◆ TO DO ◆
Return the listing below verbatim. Pictures do not belong in the copy.

◆ SOURCE RECORDS ◆

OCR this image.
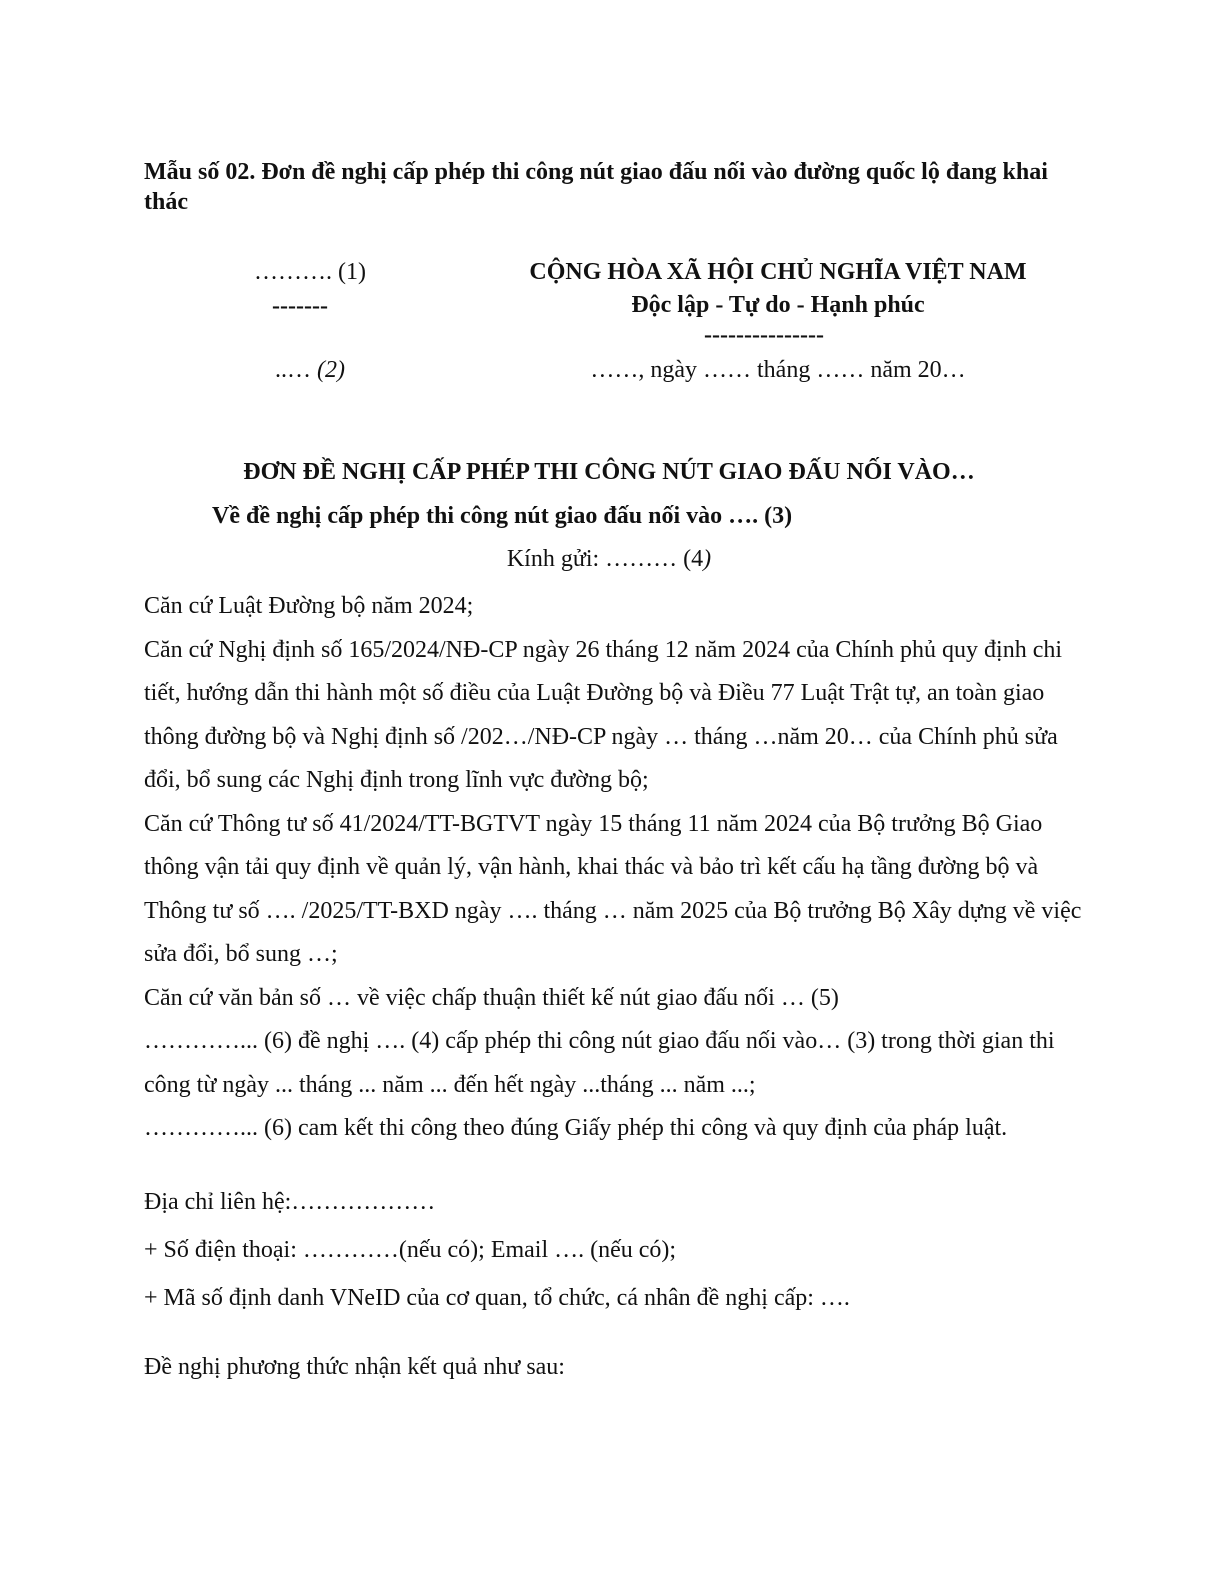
Mẫu số 02. Đơn đề nghị cấp phép thi công nút giao đấu nối vào đường quốc lộ đang khai thác
………. (1)
-------
..… (2)
CỘNG HÒA XÃ HỘI CHỦ NGHĨA VIỆT NAM
Độc lập - Tự do - Hạnh phúc
---------------
……, ngày …… tháng …… năm 20…
ĐƠN ĐỀ NGHỊ CẤP PHÉP THI CÔNG NÚT GIAO ĐẤU NỐI VÀO…
Về đề nghị cấp phép thi công nút giao đấu nối vào …. (3)
Kính gửi: ……… (4)

Căn cứ Luật Đường bộ năm 2024;

Căn cứ Nghị định số 165/2024/NĐ-CP ngày 26 tháng 12 năm 2024 của Chính phủ quy định chi tiết, hướng dẫn thi hành một số điều của Luật Đường bộ và Điều 77 Luật Trật tự, an toàn giao thông đường bộ và Nghị định số /202…/NĐ-CP ngày … tháng …năm 20… của Chính phủ sửa đổi, bổ sung các Nghị định trong lĩnh vực đường bộ;

Căn cứ Thông tư số 41/2024/TT-BGTVT ngày 15 tháng 11 năm 2024 của Bộ trưởng Bộ Giao thông vận tải quy định về quản lý, vận hành, khai thác và bảo trì kết cấu hạ tầng đường bộ và Thông tư số …. /2025/TT-BXD ngày …. tháng … năm 2025 của Bộ trưởng Bộ Xây dựng về việc sửa đổi, bổ sung …;

Căn cứ văn bản số … về việc chấp thuận thiết kế nút giao đấu nối … (5)

…………... (6) đề nghị …. (4) cấp phép thi công nút giao đấu nối vào… (3) trong thời gian thi công từ ngày ... tháng ... năm ... đến hết ngày ...tháng ... năm ...;

…………... (6) cam kết thi công theo đúng Giấy phép thi công và quy định của pháp luật.

Địa chỉ liên hệ:………………

+ Số điện thoại: …………(nếu có); Email …. (nếu có);

+ Mã số định danh VNeID của cơ quan, tổ chức, cá nhân đề nghị cấp: ….

Đề nghị phương thức nhận kết quả như sau:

◆ REPLY ◆
OCR this image.
Mẫu số 02. Đơn đề nghị cấp phép thi công nút giao đấu nối vào đường quốc lộ đang khai thác
………. (1)
-------
..… (2)
CỘNG HÒA XÃ HỘI CHỦ NGHĨA VIỆT NAM
Độc lập - Tự do - Hạnh phúc
---------------
……, ngày …… tháng …… năm 20…
ĐƠN ĐỀ NGHỊ CẤP PHÉP THI CÔNG NÚT GIAO ĐẤU NỐI VÀO…
Về đề nghị cấp phép thi công nút giao đấu nối vào …. (3)
Kính gửi: ……… (4)

Căn cứ Luật Đường bộ năm 2024;

Căn cứ Nghị định số 165/2024/NĐ-CP ngày 26 tháng 12 năm 2024 của Chính phủ quy định chi tiết, hướng dẫn thi hành một số điều của Luật Đường bộ và Điều 77 Luật Trật tự, an toàn giao thông đường bộ và Nghị định số /202…/NĐ-CP ngày … tháng …năm 20… của Chính phủ sửa đổi, bổ sung các Nghị định trong lĩnh vực đường bộ;

Căn cứ Thông tư số 41/2024/TT-BGTVT ngày 15 tháng 11 năm 2024 của Bộ trưởng Bộ Giao thông vận tải quy định về quản lý, vận hành, khai thác và bảo trì kết cấu hạ tầng đường bộ và Thông tư số …. /2025/TT-BXD ngày …. tháng … năm 2025 của Bộ trưởng Bộ Xây dựng về việc sửa đổi, bổ sung …;

Căn cứ văn bản số … về việc chấp thuận thiết kế nút giao đấu nối … (5)

…………... (6) đề nghị …. (4) cấp phép thi công nút giao đấu nối vào… (3) trong thời gian thi công từ ngày ... tháng ... năm ... đến hết ngày ...tháng ... năm ...;

…………... (6) cam kết thi công theo đúng Giấy phép thi công và quy định của pháp luật.

Địa chỉ liên hệ:………………

+ Số điện thoại: …………(nếu có); Email …. (nếu có);

+ Mã số định danh VNeID của cơ quan, tổ chức, cá nhân đề nghị cấp: ….

Đề nghị phương thức nhận kết quả như sau:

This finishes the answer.